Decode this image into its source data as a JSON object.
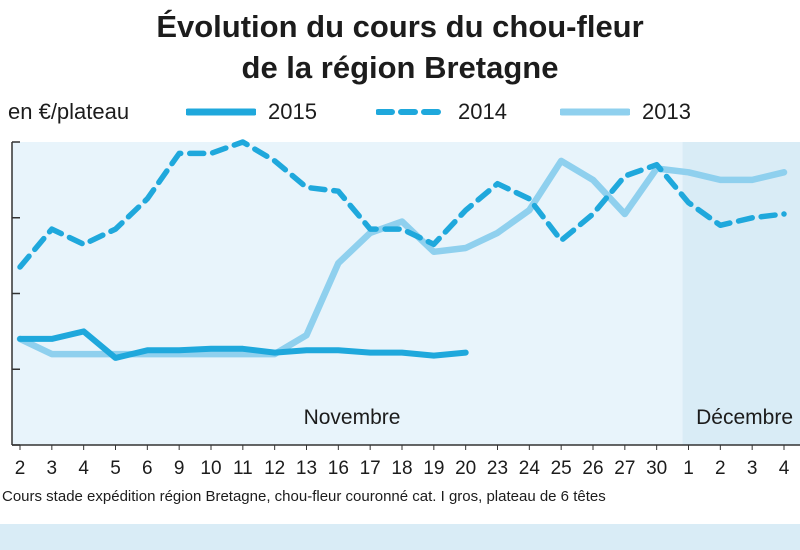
{
  "chart_data": {
    "type": "line",
    "title_line1": "Évolution du cours du chou-fleur",
    "title_line2": "de la région Bretagne",
    "ylabel": "en €/plateau",
    "categories": [
      "2",
      "3",
      "4",
      "5",
      "6",
      "9",
      "10",
      "11",
      "12",
      "13",
      "16",
      "17",
      "18",
      "19",
      "20",
      "23",
      "24",
      "25",
      "26",
      "27",
      "30",
      "1",
      "2",
      "3",
      "4"
    ],
    "month_labels": [
      "Novembre",
      "Décembre"
    ],
    "ylim": [
      0,
      4
    ],
    "grid": false,
    "legend_position": "top",
    "series": [
      {
        "name": "2015",
        "style": "solid-thick",
        "color": "#1fa8dc",
        "values": [
          1.4,
          1.4,
          1.5,
          1.15,
          1.25,
          1.25,
          1.27,
          1.27,
          1.22,
          1.25,
          1.25,
          1.22,
          1.22,
          1.18,
          1.22,
          null,
          null,
          null,
          null,
          null,
          null,
          null,
          null,
          null,
          null
        ]
      },
      {
        "name": "2014",
        "style": "dashed",
        "color": "#1fa8dc",
        "values": [
          2.35,
          2.85,
          2.65,
          2.85,
          3.25,
          3.85,
          3.85,
          4.0,
          3.75,
          3.4,
          3.35,
          2.85,
          2.85,
          2.65,
          3.1,
          3.45,
          3.25,
          2.7,
          3.05,
          3.55,
          3.7,
          3.2,
          2.9,
          3.0,
          3.05
        ]
      },
      {
        "name": "2013",
        "style": "solid-light",
        "color": "#8fd0ee",
        "values": [
          1.4,
          1.2,
          1.2,
          1.2,
          1.2,
          1.2,
          1.2,
          1.2,
          1.2,
          1.45,
          2.4,
          2.8,
          2.95,
          2.55,
          2.6,
          2.8,
          3.1,
          3.75,
          3.5,
          3.05,
          3.65,
          3.6,
          3.5,
          3.5,
          3.6
        ]
      }
    ],
    "source": "Cours stade expédition région Bretagne, chou-fleur couronné cat. I gros, plateau de 6 têtes"
  },
  "colors": {
    "plot_background": "#e8f4fb",
    "december_shade": "#d9ecf6",
    "axis": "#333333"
  }
}
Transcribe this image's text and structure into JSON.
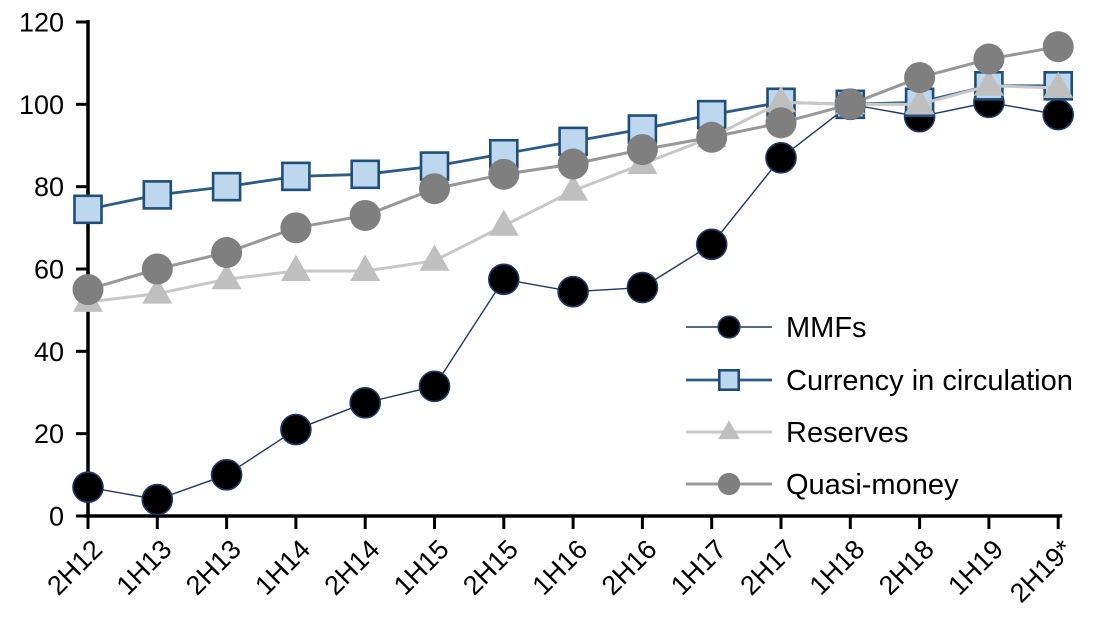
{
  "chart_data": {
    "type": "line",
    "title": "",
    "xlabel": "",
    "ylabel": "",
    "categories": [
      "2H12",
      "1H13",
      "2H13",
      "1H14",
      "2H14",
      "1H15",
      "2H15",
      "1H16",
      "2H16",
      "1H17",
      "2H17",
      "1H18",
      "2H18",
      "1H19",
      "2H19*"
    ],
    "x_tick_labels": [
      "2H12",
      "1H13",
      "2H13",
      "1H14",
      "2H14",
      "1H15",
      "2H15",
      "1H16",
      "2H16",
      "1H17",
      "2H17",
      "1H18",
      "2H18",
      "1H19",
      "2H19*"
    ],
    "y_axis": {
      "min": 0,
      "max": 120,
      "step": 20,
      "tick_labels": [
        "0",
        "20",
        "40",
        "60",
        "80",
        "100",
        "120"
      ]
    },
    "grid": false,
    "background_color": "#FFFFFF",
    "axis_color": "#000000",
    "legend_position": "inside-right",
    "series": [
      {
        "name": "MMFs",
        "marker": "circle",
        "marker_fill": "#000000",
        "marker_stroke": "#1F3864",
        "line_color": "#1F3864",
        "line_width": 1.4,
        "marker_size": 15,
        "values": [
          7,
          4,
          10,
          21,
          27.5,
          31.5,
          57.5,
          54.5,
          55.5,
          66,
          87,
          100,
          97,
          100.5,
          97.5
        ]
      },
      {
        "name": "Currency in circulation",
        "marker": "square",
        "marker_fill": "#BDD7EE",
        "marker_stroke": "#1F4E79",
        "line_color": "#2E5C8A",
        "line_width": 2.8,
        "marker_size": 13.5,
        "values": [
          74.5,
          78,
          80,
          82.5,
          83,
          85,
          88,
          91,
          94,
          97.5,
          100.5,
          100,
          100.5,
          104.5,
          104.5
        ]
      },
      {
        "name": "Reserves",
        "marker": "triangle",
        "marker_fill": "#BFBFBF",
        "marker_stroke": "none",
        "line_color": "#C8C8C8",
        "line_width": 3,
        "marker_size": 15,
        "values": [
          52,
          54,
          57.5,
          59.5,
          59.5,
          62,
          70.5,
          79,
          85.5,
          92,
          100.5,
          100,
          100,
          104.5,
          104
        ]
      },
      {
        "name": "Quasi-money",
        "marker": "circle",
        "marker_fill": "#7F7F7F",
        "marker_stroke": "none",
        "line_color": "#989898",
        "line_width": 3,
        "marker_size": 15.5,
        "values": [
          55,
          60,
          64,
          70,
          73,
          79.5,
          83,
          85.5,
          89,
          92,
          95.5,
          100,
          106.5,
          111,
          114
        ]
      }
    ]
  }
}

_Problem to solve_
Search the listing for the word "fleur". Copy every line in which it occurs.

_Task solution_
    "title_line1": "Évolution du cours du chou-fleur",
    "source": "Cours stade expédition région Bretagne, chou-fleur couronné cat. I gros, plateau de 6 têtes"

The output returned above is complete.